*TASK DETAILS:*
Wherever the word "title" shows up in a line, please copy that line.

*DATASET RECORDS:*
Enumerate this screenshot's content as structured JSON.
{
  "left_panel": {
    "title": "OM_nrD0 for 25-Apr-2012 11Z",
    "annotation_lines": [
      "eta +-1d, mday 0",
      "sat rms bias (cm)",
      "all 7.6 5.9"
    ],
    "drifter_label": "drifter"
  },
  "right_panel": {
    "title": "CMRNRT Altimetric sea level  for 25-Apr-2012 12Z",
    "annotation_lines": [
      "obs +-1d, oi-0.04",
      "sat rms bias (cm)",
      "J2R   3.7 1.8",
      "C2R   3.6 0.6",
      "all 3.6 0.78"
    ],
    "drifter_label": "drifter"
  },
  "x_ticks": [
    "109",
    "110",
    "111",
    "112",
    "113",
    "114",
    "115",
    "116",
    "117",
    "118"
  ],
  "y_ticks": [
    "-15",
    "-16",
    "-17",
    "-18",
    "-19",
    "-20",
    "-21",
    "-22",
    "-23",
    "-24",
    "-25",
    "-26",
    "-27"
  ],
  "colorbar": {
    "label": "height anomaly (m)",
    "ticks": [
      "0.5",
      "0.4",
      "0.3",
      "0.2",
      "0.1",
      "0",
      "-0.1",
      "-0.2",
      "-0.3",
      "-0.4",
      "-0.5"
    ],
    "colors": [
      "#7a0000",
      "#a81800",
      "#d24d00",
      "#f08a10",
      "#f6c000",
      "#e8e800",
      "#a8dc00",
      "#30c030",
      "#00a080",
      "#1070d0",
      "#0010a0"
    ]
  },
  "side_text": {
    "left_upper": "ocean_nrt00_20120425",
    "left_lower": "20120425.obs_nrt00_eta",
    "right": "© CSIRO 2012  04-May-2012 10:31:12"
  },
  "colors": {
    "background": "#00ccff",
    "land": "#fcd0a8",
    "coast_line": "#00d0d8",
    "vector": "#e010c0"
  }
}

*OUTPUT OF THE EXERCISE:*
    "title": "OM_nrD0 for 25-Apr-2012 11Z",
    "title": "CMRNRT Altimetric sea level  for 25-Apr-2012 12Z",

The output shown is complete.